# Directions for this task
Gather all lines in the entries below that include the word "JSON".

Entries with figure data:

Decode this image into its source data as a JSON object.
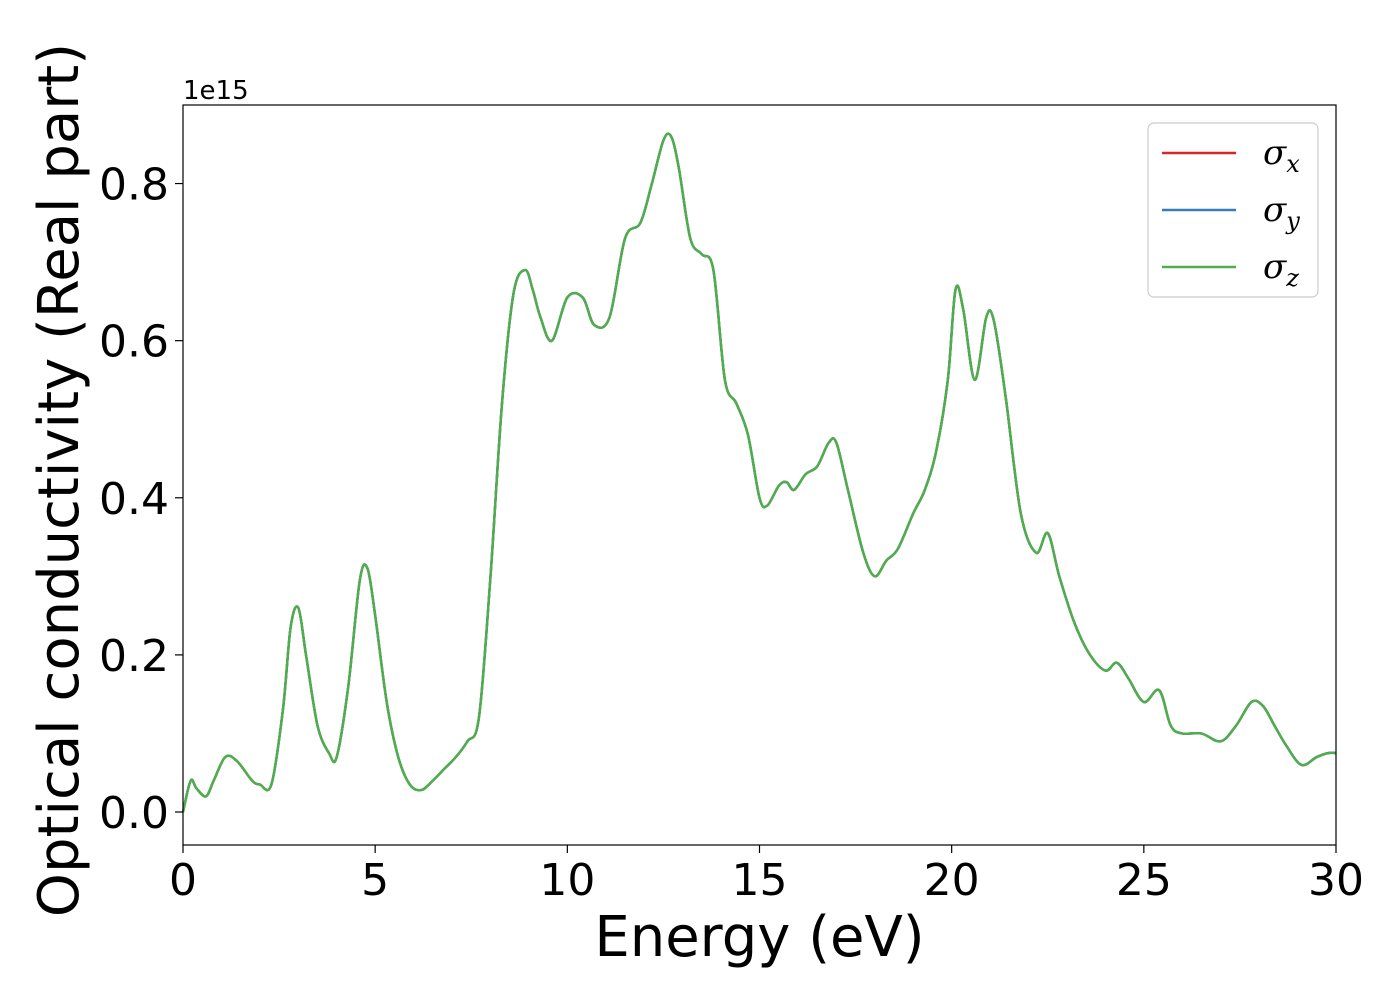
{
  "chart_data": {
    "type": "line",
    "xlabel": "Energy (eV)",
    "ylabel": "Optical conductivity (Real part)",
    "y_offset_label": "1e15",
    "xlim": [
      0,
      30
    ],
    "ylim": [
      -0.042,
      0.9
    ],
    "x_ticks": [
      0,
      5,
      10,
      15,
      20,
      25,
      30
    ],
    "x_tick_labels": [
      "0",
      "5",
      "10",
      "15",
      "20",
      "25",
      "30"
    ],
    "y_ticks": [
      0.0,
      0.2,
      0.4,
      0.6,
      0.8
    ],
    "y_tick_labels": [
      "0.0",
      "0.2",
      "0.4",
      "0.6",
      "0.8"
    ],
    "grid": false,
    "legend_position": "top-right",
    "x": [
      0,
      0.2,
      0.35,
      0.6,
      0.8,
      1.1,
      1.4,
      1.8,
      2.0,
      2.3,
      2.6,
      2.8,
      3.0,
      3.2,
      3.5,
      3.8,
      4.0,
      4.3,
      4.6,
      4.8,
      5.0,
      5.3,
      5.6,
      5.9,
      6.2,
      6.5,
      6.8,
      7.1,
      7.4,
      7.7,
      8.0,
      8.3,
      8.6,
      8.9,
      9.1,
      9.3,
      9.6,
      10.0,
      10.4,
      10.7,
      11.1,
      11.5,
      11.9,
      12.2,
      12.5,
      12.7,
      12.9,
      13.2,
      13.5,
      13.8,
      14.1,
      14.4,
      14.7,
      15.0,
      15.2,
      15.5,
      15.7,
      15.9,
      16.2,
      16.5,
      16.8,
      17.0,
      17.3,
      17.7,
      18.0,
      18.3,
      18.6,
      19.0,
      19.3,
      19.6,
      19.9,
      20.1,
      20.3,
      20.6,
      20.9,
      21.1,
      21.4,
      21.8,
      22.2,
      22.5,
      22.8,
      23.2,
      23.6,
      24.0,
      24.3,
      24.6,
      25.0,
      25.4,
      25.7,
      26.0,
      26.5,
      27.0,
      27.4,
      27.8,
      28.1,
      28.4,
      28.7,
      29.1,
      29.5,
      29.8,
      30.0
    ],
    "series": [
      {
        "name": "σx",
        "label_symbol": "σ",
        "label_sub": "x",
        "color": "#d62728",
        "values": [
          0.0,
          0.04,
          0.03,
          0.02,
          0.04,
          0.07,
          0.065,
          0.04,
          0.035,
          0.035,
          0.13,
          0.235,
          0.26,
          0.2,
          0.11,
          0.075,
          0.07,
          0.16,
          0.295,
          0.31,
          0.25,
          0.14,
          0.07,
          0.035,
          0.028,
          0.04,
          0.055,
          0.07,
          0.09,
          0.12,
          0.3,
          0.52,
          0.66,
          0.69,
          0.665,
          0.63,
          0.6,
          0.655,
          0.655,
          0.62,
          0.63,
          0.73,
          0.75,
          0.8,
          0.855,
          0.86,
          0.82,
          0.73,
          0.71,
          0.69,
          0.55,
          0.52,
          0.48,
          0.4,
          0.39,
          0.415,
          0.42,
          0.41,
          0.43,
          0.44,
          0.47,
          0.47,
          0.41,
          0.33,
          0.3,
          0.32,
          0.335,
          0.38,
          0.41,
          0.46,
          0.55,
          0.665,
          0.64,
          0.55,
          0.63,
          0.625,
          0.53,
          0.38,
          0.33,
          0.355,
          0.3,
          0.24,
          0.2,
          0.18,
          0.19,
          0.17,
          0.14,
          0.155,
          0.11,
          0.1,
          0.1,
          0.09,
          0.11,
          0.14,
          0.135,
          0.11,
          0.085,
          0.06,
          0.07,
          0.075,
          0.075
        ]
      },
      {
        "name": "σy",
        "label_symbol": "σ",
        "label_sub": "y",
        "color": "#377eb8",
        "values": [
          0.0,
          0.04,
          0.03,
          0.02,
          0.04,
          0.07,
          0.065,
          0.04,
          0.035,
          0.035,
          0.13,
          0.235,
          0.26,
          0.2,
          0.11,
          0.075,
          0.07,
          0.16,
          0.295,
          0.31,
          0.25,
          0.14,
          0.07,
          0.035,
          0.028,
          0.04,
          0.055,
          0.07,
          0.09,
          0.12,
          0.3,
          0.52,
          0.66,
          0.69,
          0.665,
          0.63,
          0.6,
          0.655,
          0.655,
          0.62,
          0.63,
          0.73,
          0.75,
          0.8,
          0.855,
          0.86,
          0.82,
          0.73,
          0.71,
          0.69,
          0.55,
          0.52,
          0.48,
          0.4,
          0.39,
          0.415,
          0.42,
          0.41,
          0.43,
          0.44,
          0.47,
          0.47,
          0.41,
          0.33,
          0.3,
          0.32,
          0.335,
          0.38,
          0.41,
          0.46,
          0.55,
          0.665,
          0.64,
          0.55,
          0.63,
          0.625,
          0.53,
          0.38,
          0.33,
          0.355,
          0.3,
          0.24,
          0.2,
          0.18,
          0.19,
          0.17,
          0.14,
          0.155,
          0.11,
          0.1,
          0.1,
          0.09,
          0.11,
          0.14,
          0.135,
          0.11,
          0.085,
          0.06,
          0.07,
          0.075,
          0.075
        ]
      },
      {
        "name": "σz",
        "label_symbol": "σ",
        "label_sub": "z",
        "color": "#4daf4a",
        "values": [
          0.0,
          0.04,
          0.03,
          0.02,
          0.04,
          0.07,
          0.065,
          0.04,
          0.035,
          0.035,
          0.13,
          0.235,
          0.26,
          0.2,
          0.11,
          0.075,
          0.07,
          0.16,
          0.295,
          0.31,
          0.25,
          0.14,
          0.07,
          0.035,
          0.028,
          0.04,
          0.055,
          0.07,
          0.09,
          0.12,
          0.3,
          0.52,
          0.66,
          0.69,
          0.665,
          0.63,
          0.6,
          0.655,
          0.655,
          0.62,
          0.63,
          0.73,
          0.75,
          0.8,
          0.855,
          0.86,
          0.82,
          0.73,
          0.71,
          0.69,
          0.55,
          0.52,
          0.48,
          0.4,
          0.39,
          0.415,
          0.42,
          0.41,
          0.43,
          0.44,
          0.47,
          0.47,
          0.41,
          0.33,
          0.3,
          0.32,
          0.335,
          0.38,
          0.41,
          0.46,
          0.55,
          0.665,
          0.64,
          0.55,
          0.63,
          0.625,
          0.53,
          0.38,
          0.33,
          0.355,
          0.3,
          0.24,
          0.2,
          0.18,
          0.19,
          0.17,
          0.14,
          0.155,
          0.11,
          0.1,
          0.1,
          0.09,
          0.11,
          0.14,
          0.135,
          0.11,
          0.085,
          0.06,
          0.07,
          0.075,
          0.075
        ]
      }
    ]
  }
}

--

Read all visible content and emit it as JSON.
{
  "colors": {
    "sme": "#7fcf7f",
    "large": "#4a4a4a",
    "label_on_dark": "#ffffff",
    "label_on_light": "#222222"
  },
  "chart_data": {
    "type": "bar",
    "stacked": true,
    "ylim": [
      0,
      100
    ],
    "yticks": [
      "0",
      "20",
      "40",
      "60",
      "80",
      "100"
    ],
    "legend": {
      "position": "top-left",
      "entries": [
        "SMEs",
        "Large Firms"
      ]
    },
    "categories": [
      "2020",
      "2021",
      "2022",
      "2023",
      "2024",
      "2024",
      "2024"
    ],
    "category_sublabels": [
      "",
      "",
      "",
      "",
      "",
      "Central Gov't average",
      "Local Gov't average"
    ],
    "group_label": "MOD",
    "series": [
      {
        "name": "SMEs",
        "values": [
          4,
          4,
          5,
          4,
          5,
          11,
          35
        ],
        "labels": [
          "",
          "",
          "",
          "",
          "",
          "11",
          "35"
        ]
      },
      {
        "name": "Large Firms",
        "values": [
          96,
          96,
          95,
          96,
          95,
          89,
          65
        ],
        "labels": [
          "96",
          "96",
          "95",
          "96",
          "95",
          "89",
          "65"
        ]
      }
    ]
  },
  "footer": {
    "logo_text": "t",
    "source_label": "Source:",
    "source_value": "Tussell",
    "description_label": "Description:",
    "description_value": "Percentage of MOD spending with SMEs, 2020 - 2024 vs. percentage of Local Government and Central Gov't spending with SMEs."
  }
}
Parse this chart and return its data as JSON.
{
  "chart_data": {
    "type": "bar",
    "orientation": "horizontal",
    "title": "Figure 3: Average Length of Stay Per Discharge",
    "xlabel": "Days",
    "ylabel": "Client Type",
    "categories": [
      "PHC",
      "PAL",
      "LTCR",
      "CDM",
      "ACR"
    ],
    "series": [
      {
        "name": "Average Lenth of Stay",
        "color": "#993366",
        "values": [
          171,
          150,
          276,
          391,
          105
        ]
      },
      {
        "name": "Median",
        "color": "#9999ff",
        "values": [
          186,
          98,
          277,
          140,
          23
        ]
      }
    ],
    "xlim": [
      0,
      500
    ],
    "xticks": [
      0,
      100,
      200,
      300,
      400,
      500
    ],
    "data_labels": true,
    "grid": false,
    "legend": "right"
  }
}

# Correct output
Decode this image into its source data as a JSON object.
Read all visible content and emit it as JSON.
Parse this chart and return its data as JSON.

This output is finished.